### [The task]
Restate the records below word for word.

### [Extracted records]
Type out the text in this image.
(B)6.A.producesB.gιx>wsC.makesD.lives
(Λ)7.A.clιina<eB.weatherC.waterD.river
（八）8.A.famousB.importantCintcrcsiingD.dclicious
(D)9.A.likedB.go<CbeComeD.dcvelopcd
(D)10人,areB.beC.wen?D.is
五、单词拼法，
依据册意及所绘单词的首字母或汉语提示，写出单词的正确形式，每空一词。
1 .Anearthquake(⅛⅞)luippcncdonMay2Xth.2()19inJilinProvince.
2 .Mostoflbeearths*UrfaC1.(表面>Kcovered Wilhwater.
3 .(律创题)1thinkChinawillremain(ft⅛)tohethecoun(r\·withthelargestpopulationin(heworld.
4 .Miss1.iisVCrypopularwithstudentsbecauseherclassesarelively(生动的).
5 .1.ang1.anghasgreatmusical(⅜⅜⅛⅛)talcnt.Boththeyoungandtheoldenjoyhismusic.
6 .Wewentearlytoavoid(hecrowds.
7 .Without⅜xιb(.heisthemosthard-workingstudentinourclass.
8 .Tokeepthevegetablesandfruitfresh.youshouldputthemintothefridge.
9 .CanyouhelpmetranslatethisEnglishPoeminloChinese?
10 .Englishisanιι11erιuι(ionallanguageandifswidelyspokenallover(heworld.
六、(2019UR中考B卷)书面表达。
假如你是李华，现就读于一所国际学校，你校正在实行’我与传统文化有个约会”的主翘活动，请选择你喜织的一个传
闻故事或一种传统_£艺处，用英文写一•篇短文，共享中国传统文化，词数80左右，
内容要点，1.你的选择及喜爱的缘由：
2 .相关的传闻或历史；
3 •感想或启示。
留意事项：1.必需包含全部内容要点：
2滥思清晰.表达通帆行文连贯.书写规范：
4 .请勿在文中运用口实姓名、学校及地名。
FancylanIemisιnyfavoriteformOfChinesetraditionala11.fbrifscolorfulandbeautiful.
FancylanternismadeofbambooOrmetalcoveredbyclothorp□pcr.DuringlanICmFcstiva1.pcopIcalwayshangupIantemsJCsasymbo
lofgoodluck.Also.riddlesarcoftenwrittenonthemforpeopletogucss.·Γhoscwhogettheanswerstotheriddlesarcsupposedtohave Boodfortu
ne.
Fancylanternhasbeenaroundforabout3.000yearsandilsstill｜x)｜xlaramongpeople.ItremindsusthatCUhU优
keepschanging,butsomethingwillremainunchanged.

### [Expected answer]
Type out the text in this image.
(B)6.A.producesB.gιx>wsC.makesD.lives
(Λ)7.A.clιina<eB.weatherC.waterD.river
（八）8.A.famousB.importantCintcrcsiingD.dclicious
(D)9.A.likedB.go<CbeComeD.dcvelopcd
(D)10人,areB.beC.wen?D.is
五、单词拼法，
依据册意及所绘单词的首字母或汉语提示，写出单词的正确形式，每空一词。
1 .Anearthquake(⅛⅞)luippcncdonMay2Xth.2()19inJilinProvince.
2 .Mostoflbeearths*UrfaC1.(表面>Kcovered Wilhwater.
3 .(律创题)1thinkChinawillremain(ft⅛)tohethecoun(r\·withthelargestpopulationin(heworld.
4 .Miss1.iisVCrypopularwithstudentsbecauseherclassesarelively(生动的).
5 .1.ang1.anghasgreatmusical(⅜⅜⅛⅛)talcnt.Boththeyoungandtheoldenjoyhismusic.
6 .Wewentearlytoavoid(hecrowds.
7 .Without⅜xιb(.heisthemosthard-workingstudentinourclass.
8 .Tokeepthevegetablesandfruitfresh.youshouldputthemintothefridge.
9 .CanyouhelpmetranslatethisEnglishPoeminloChinese?
10 .Englishisanιι11erιuι(ionallanguageandifswidelyspokenallover(heworld.
六、(2019UR中考B卷)书面表达。
假如你是李华，现就读于一所国际学校，你校正在实行’我与传统文化有个约会”的主翘活动，请选择你喜织的一个传
闻故事或一种传统_£艺处，用英文写一•篇短文，共享中国传统文化，词数80左右，
内容要点，1.你的选择及喜爱的缘由：
2 .相关的传闻或历史；
3 •感想或启示。
留意事项：1.必需包含全部内容要点：
2滥思清晰.表达通帆行文连贯.书写规范：
4 .请勿在文中运用口实姓名、学校及地名。
FancylanIemisιnyfavoriteformOfChinesetraditionala11.fbrifscolorfulandbeautiful.
FancylanternismadeofbambooOrmetalcoveredbyclothorp□pcr.DuringlanICmFcstiva1.pcopIcalwayshangupIantemsJCsasymbo
lofgoodluck.Also.riddlesarcoftenwrittenonthemforpeopletogucss.·Γhoscwhogettheanswerstotheriddlesarcsupposedtohave Boodfortu
ne.
Fancylanternhasbeenaroundforabout3.000yearsandilsstill｜x)｜xlaramongpeople.ItremindsusthatCUhU优
keepschanging,butsomethingwillremainunchanged.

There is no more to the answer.